Short problem
Omit every image, and transcribe the remaining entries exactly as given.

(Records about charts and figures)
┏━━

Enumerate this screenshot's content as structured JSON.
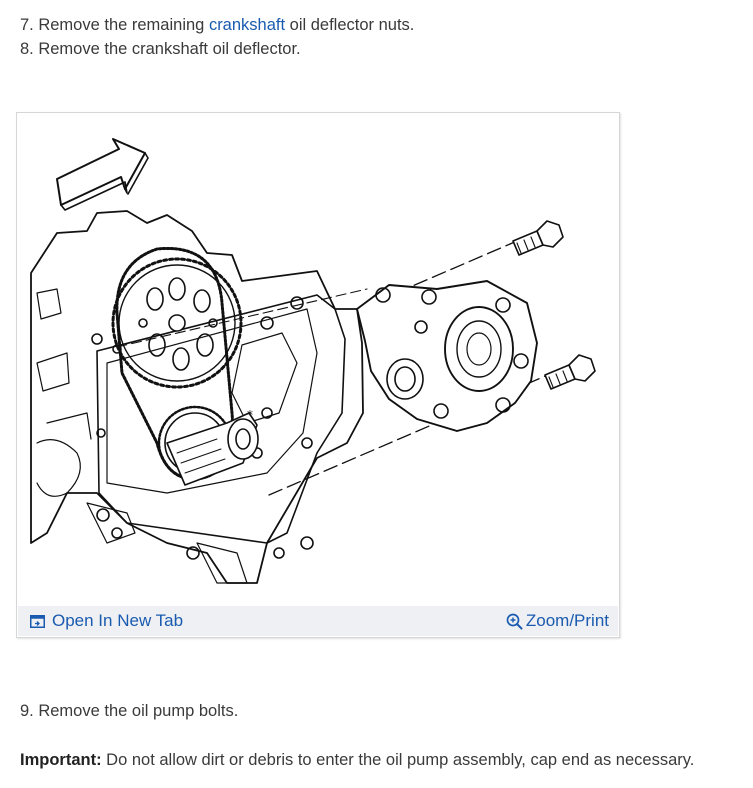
{
  "steps": {
    "s7_pre": "7. Remove the remaining ",
    "s7_link": "crankshaft",
    "s7_post": " oil deflector nuts.",
    "s8": "8. Remove the crankshaft oil deflector.",
    "s9": "9. Remove the oil pump bolts."
  },
  "important": {
    "label": "Important:",
    "text": " Do not allow dirt or debris to enter the oil pump assembly, cap end as necessary."
  },
  "figure": {
    "open_tab_label": "Open In New Tab",
    "zoom_label": "Zoom/Print",
    "open_tab_icon": "open-in-new-tab-icon",
    "zoom_icon": "zoom-in-icon",
    "link_color": "#1a5bb0",
    "bar_color": "#eef0f3"
  }
}
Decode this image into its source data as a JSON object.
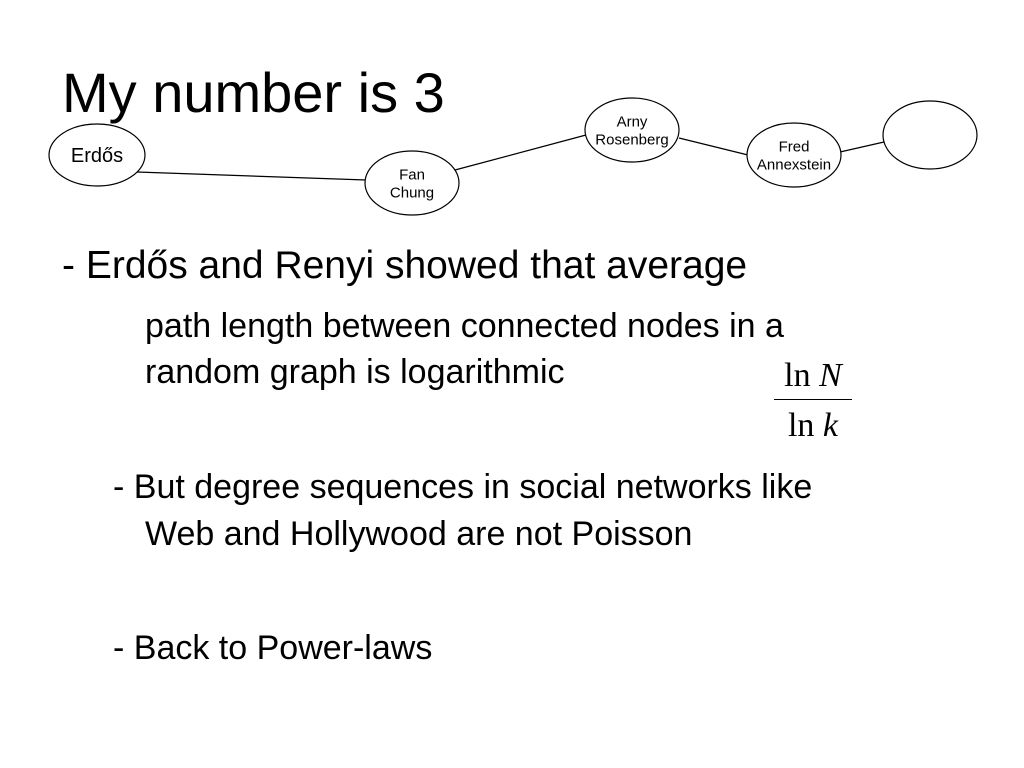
{
  "slide": {
    "title": "My number is 3"
  },
  "diagram": {
    "nodes": [
      {
        "id": "erdos",
        "lines": [
          "Erdős"
        ]
      },
      {
        "id": "fan-chung",
        "lines": [
          "Fan",
          "Chung"
        ]
      },
      {
        "id": "arny-rosenberg",
        "lines": [
          "Arny",
          "Rosenberg"
        ]
      },
      {
        "id": "fred-annexstein",
        "lines": [
          "Fred",
          "Annexstein"
        ]
      },
      {
        "id": "me",
        "lines": []
      }
    ],
    "edges": [
      [
        "erdos",
        "fan-chung"
      ],
      [
        "fan-chung",
        "arny-rosenberg"
      ],
      [
        "arny-rosenberg",
        "fred-annexstein"
      ],
      [
        "fred-annexstein",
        "me"
      ]
    ]
  },
  "bullets": {
    "b1_line1": "- Erdős and Renyi showed that average",
    "b1_line2": "path length between connected nodes in a",
    "b1_line3": "random graph is logarithmic",
    "b2_line1": "- But degree sequences in social networks like",
    "b2_line2": "Web and Hollywood are not Poisson",
    "b3": "- Back to Power-laws"
  },
  "formula": {
    "num_fn": "ln",
    "num_var": "N",
    "den_fn": "ln",
    "den_var": "k"
  }
}
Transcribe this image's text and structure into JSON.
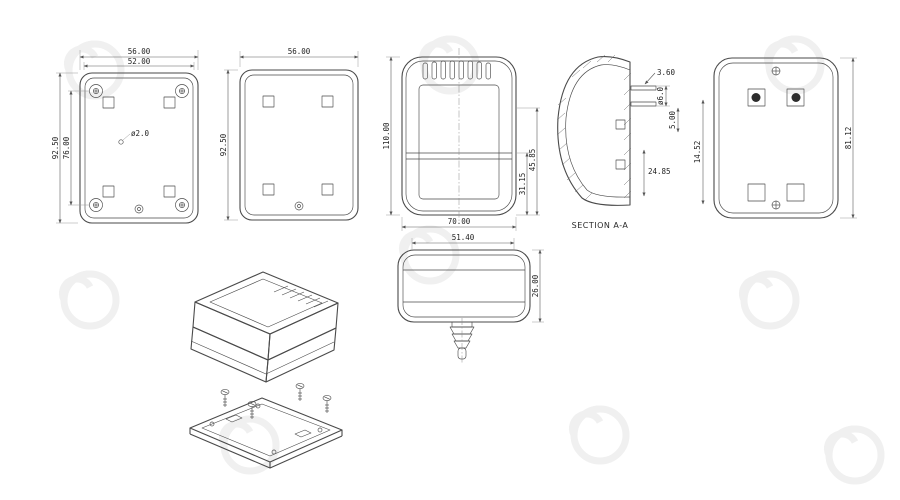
{
  "views": {
    "interior": {
      "dim_width_outer": "56.00",
      "dim_width_inner": "52.00",
      "dim_height_outer": "92.50",
      "dim_height_inner": "76.00",
      "hole_diameter": "ø2.0"
    },
    "back_plate": {
      "dim_width": "56.00",
      "dim_height": "92.50"
    },
    "front": {
      "dim_height": "110.00",
      "dim_width": "70.00",
      "dim_band_lower": "31.15",
      "dim_band_upper": "45.85"
    },
    "section": {
      "caption": "SECTION A-A",
      "dim_wall": "3.60",
      "dim_pin_diameter": "ø6.0",
      "dim_pin_length": "5.00",
      "dim_pin_offset": "24.85"
    },
    "back_exterior": {
      "dim_height": "81.12",
      "dim_feature": "14.52"
    },
    "bottom": {
      "dim_width": "51.40",
      "dim_depth": "26.00"
    }
  }
}
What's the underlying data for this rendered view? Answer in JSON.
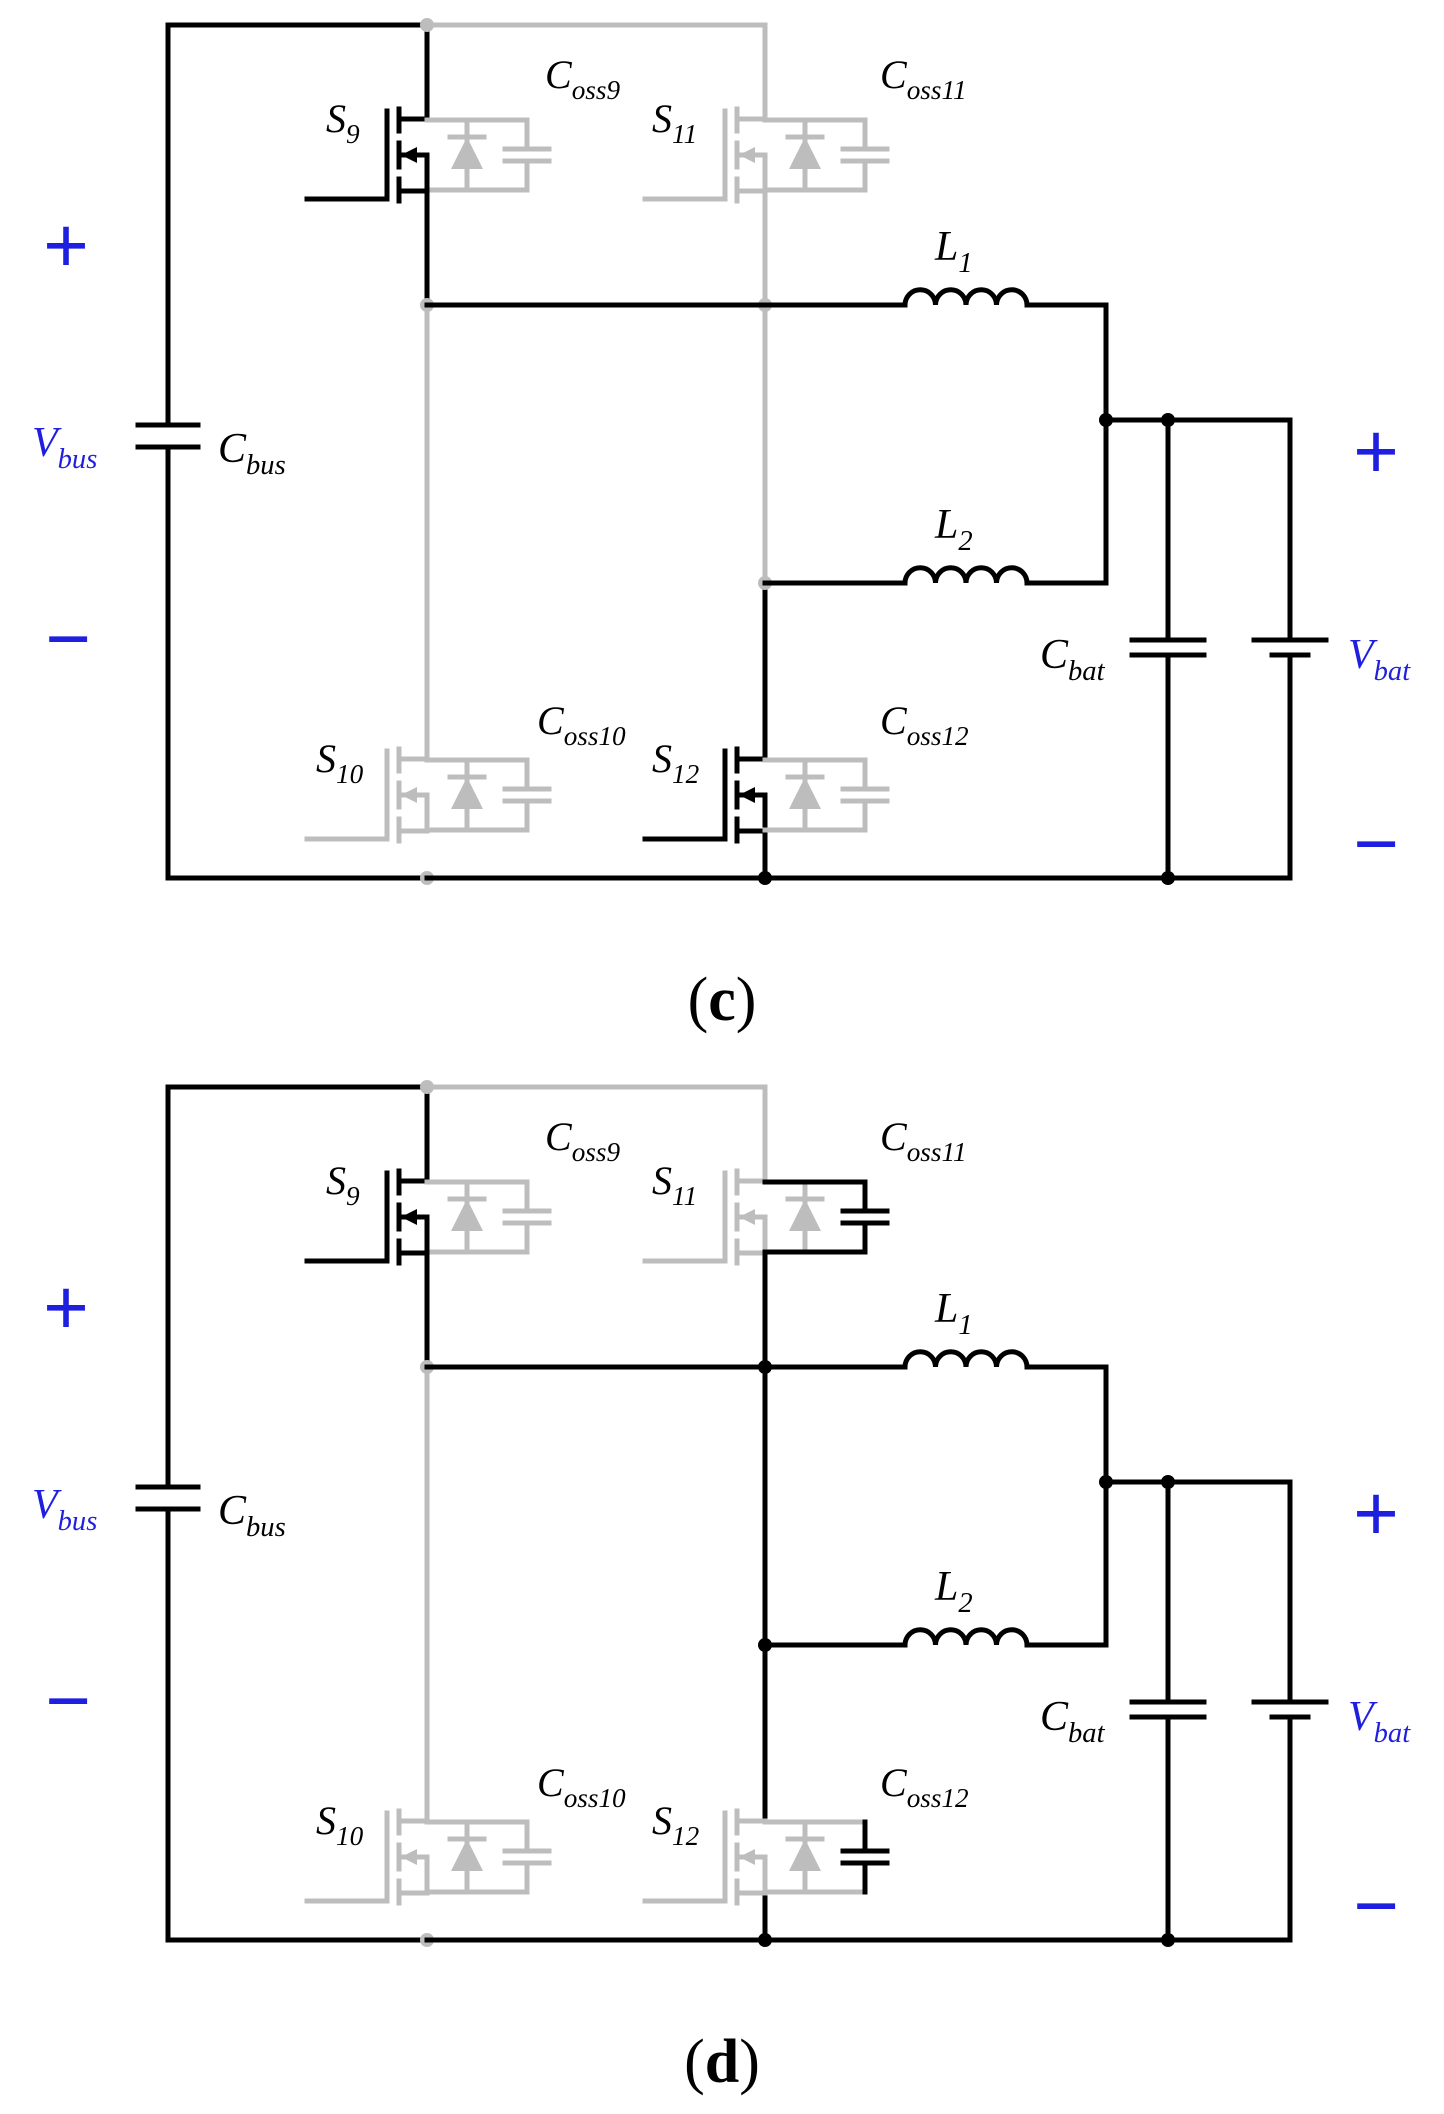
{
  "panels": [
    {
      "caption_letter": "c",
      "labels": {
        "s9": "S",
        "s9_sub": "9",
        "s10": "S",
        "s10_sub": "10",
        "s11": "S",
        "s11_sub": "11",
        "s12": "S",
        "s12_sub": "12",
        "coss9": "C",
        "coss9_sub": "oss9",
        "coss10": "C",
        "coss10_sub": "oss10",
        "coss11": "C",
        "coss11_sub": "oss11",
        "coss12": "C",
        "coss12_sub": "oss12",
        "l1": "L",
        "l1_sub": "1",
        "l2": "L",
        "l2_sub": "2",
        "cbus": "C",
        "cbus_sub": "bus",
        "vbus": "V",
        "vbus_sub": "bus",
        "cbat": "C",
        "cbat_sub": "bat",
        "vbat": "V",
        "vbat_sub": "bat",
        "plus_left": "+",
        "minus_left": "−",
        "plus_right": "+",
        "minus_right": "−"
      }
    },
    {
      "caption_letter": "d",
      "labels": {
        "s9": "S",
        "s9_sub": "9",
        "s10": "S",
        "s10_sub": "10",
        "s11": "S",
        "s11_sub": "11",
        "s12": "S",
        "s12_sub": "12",
        "coss9": "C",
        "coss9_sub": "oss9",
        "coss10": "C",
        "coss10_sub": "oss10",
        "coss11": "C",
        "coss11_sub": "oss11",
        "coss12": "C",
        "coss12_sub": "oss12",
        "l1": "L",
        "l1_sub": "1",
        "l2": "L",
        "l2_sub": "2",
        "cbus": "C",
        "cbus_sub": "bus",
        "vbus": "V",
        "vbus_sub": "bus",
        "cbat": "C",
        "cbat_sub": "bat",
        "vbat": "V",
        "vbat_sub": "bat",
        "plus_left": "+",
        "minus_left": "−",
        "plus_right": "+",
        "minus_right": "−"
      }
    }
  ],
  "colors": {
    "active_path": "#000000",
    "inactive_path": "#bdbdbd",
    "source_labels": "#1f1fe0"
  }
}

┗━━

Exercise response
Enumerate this screenshot's content as structured JSON.
{
  "steps": {
    "s7_pre": "7. Remove the remaining ",
    "s7_link": "crankshaft",
    "s7_post": " oil deflector nuts.",
    "s8": "8. Remove the crankshaft oil deflector.",
    "s9": "9. Remove the oil pump bolts."
  },
  "important": {
    "label": "Important:",
    "text": " Do not allow dirt or debris to enter the oil pump assembly, cap end as necessary."
  },
  "figure": {
    "open_tab_label": "Open In New Tab",
    "zoom_label": "Zoom/Print",
    "open_tab_icon": "open-in-new-tab-icon",
    "zoom_icon": "zoom-in-icon",
    "link_color": "#1a5bb0",
    "bar_color": "#eef0f3"
  }
}
Decode this image into its source data as a JSON object.
{
  "slide": {
    "title": "My number is 3"
  },
  "diagram": {
    "nodes": [
      {
        "id": "erdos",
        "lines": [
          "Erdős"
        ]
      },
      {
        "id": "fan-chung",
        "lines": [
          "Fan",
          "Chung"
        ]
      },
      {
        "id": "arny-rosenberg",
        "lines": [
          "Arny",
          "Rosenberg"
        ]
      },
      {
        "id": "fred-annexstein",
        "lines": [
          "Fred",
          "Annexstein"
        ]
      },
      {
        "id": "me",
        "lines": []
      }
    ],
    "edges": [
      [
        "erdos",
        "fan-chung"
      ],
      [
        "fan-chung",
        "arny-rosenberg"
      ],
      [
        "arny-rosenberg",
        "fred-annexstein"
      ],
      [
        "fred-annexstein",
        "me"
      ]
    ]
  },
  "bullets": {
    "b1_line1": "- Erdős and Renyi showed that average",
    "b1_line2": "path length between connected nodes in a",
    "b1_line3": "random graph is logarithmic",
    "b2_line1": "- But degree sequences in social networks like",
    "b2_line2": "Web and Hollywood are not Poisson",
    "b3": "- Back to Power-laws"
  },
  "formula": {
    "num_fn": "ln",
    "num_var": "N",
    "den_fn": "ln",
    "den_var": "k"
  }
}
Transcribe this image's text and structure into JSON.
{
  "views": {
    "interior": {
      "dim_width_outer": "56.00",
      "dim_width_inner": "52.00",
      "dim_height_outer": "92.50",
      "dim_height_inner": "76.00",
      "hole_diameter": "ø2.0"
    },
    "back_plate": {
      "dim_width": "56.00",
      "dim_height": "92.50"
    },
    "front": {
      "dim_height": "110.00",
      "dim_width": "70.00",
      "dim_band_lower": "31.15",
      "dim_band_upper": "45.85"
    },
    "section": {
      "caption": "SECTION A-A",
      "dim_wall": "3.60",
      "dim_pin_diameter": "ø6.0",
      "dim_pin_length": "5.00",
      "dim_pin_offset": "24.85"
    },
    "back_exterior": {
      "dim_height": "81.12",
      "dim_feature": "14.52"
    },
    "bottom": {
      "dim_width": "51.40",
      "dim_depth": "26.00"
    }
  }
}
What's the underlying data for this rendered view? Answer in JSON.
{
  "panels": [
    {
      "caption_letter": "c",
      "labels": {
        "s9": "S",
        "s9_sub": "9",
        "s10": "S",
        "s10_sub": "10",
        "s11": "S",
        "s11_sub": "11",
        "s12": "S",
        "s12_sub": "12",
        "coss9": "C",
        "coss9_sub": "oss9",
        "coss10": "C",
        "coss10_sub": "oss10",
        "coss11": "C",
        "coss11_sub": "oss11",
        "coss12": "C",
        "coss12_sub": "oss12",
        "l1": "L",
        "l1_sub": "1",
        "l2": "L",
        "l2_sub": "2",
        "cbus": "C",
        "cbus_sub": "bus",
        "vbus": "V",
        "vbus_sub": "bus",
        "cbat": "C",
        "cbat_sub": "bat",
        "vbat": "V",
        "vbat_sub": "bat",
        "plus_left": "+",
        "minus_left": "−",
        "plus_right": "+",
        "minus_right": "−"
      }
    },
    {
      "caption_letter": "d",
      "labels": {
        "s9": "S",
        "s9_sub": "9",
        "s10": "S",
        "s10_sub": "10",
        "s11": "S",
        "s11_sub": "11",
        "s12": "S",
        "s12_sub": "12",
        "coss9": "C",
        "coss9_sub": "oss9",
        "coss10": "C",
        "coss10_sub": "oss10",
        "coss11": "C",
        "coss11_sub": "oss11",
        "coss12": "C",
        "coss12_sub": "oss12",
        "l1": "L",
        "l1_sub": "1",
        "l2": "L",
        "l2_sub": "2",
        "cbus": "C",
        "cbus_sub": "bus",
        "vbus": "V",
        "vbus_sub": "bus",
        "cbat": "C",
        "cbat_sub": "bat",
        "vbat": "V",
        "vbat_sub": "bat",
        "plus_left": "+",
        "minus_left": "−",
        "plus_right": "+",
        "minus_right": "−"
      }
    }
  ],
  "colors": {
    "active_path": "#000000",
    "inactive_path": "#bdbdbd",
    "source_labels": "#1f1fe0"
  }
}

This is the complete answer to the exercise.